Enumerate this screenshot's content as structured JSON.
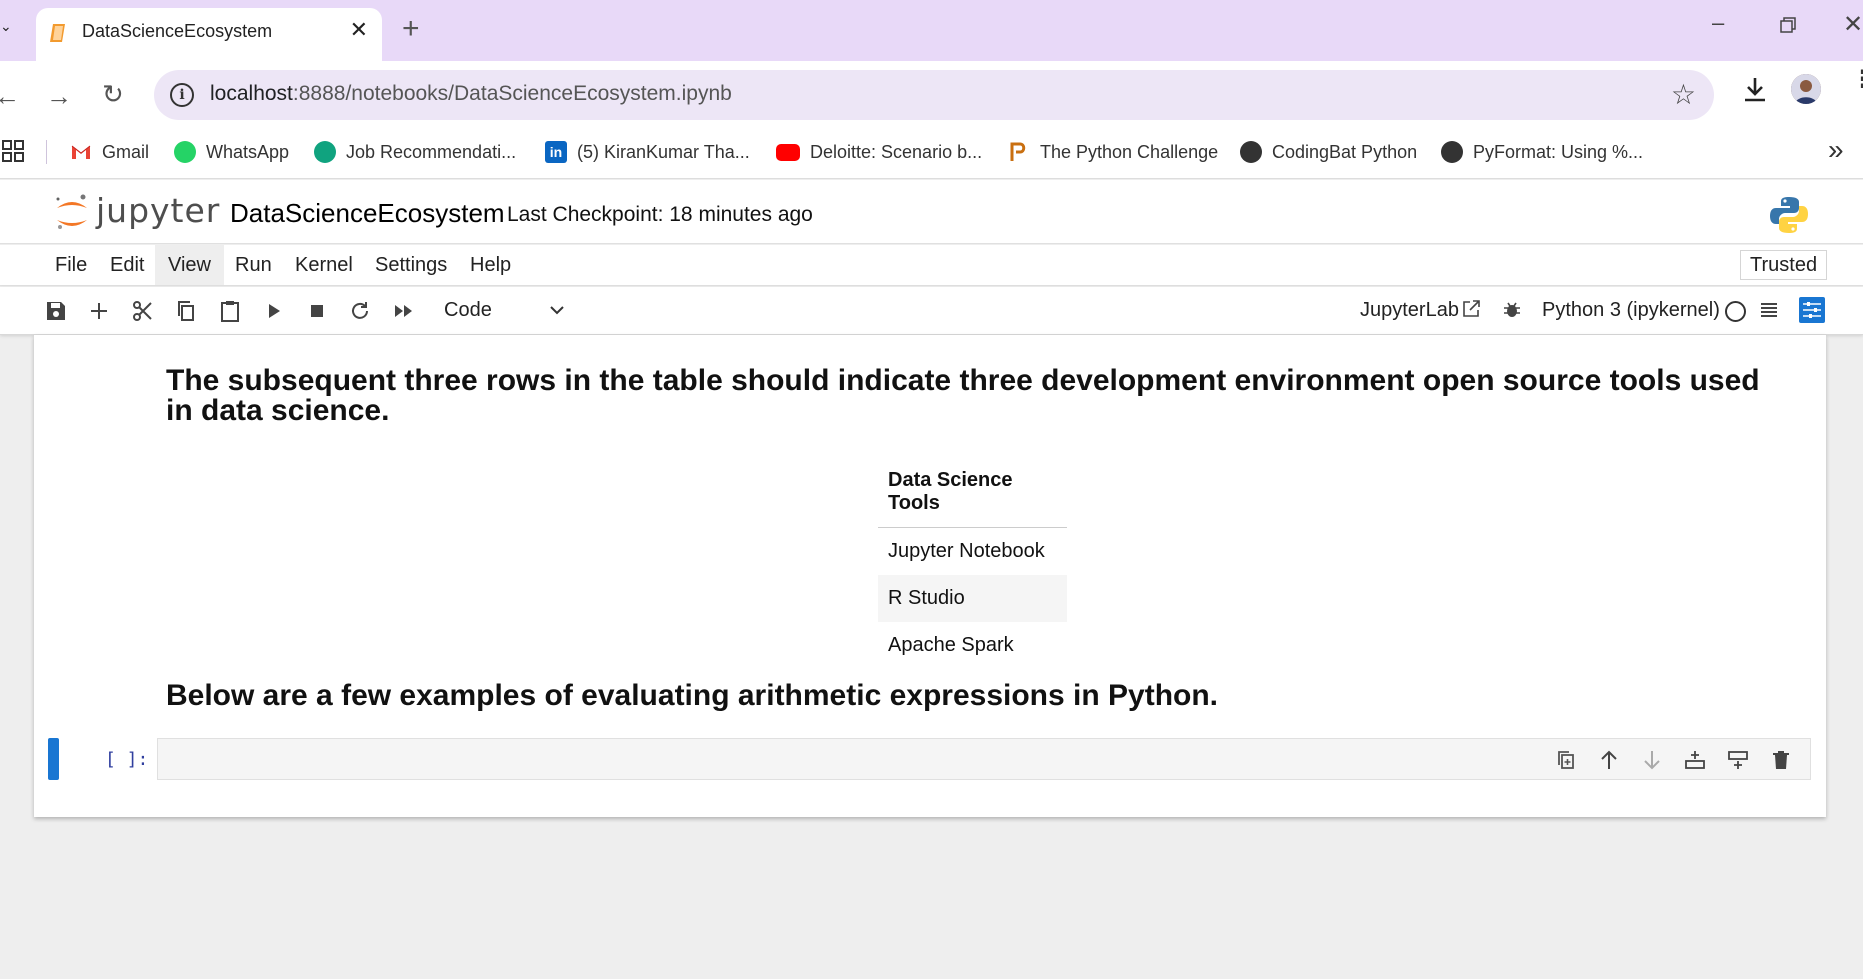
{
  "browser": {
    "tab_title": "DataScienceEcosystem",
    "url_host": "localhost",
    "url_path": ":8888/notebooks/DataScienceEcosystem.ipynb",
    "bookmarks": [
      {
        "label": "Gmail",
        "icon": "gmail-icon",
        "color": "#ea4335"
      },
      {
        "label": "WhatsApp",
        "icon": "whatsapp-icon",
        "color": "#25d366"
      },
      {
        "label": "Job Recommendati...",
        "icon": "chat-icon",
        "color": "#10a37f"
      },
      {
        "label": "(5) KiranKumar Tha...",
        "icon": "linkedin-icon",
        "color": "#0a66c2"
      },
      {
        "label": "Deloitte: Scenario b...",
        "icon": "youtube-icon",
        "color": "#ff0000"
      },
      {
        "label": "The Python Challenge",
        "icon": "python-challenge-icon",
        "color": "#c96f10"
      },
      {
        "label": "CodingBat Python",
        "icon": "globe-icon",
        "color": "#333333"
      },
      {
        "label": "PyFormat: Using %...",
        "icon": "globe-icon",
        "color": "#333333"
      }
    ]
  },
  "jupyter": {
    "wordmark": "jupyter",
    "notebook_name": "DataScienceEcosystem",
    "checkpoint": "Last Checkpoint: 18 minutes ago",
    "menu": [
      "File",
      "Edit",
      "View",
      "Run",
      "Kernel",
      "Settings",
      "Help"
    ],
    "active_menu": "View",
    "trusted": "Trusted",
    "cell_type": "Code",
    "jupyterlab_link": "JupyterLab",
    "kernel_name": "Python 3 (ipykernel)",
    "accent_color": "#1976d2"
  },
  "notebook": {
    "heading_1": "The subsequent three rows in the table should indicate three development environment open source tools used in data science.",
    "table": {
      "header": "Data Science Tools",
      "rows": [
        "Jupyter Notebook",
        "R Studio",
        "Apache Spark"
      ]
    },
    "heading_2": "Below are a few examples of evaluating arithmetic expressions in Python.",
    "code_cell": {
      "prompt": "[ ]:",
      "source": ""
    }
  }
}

• [EXERCISE DESCRIPTION]: Select all lines in the listing that include the word "icon".

• [WRITTEN SOLUTION]:
        "icon": "gmail-icon",
        "icon": "whatsapp-icon",
        "icon": "chat-icon",
        "icon": "linkedin-icon",
        "icon": "youtube-icon",
        "icon": "python-challenge-icon",
        "icon": "globe-icon",
        "icon": "globe-icon",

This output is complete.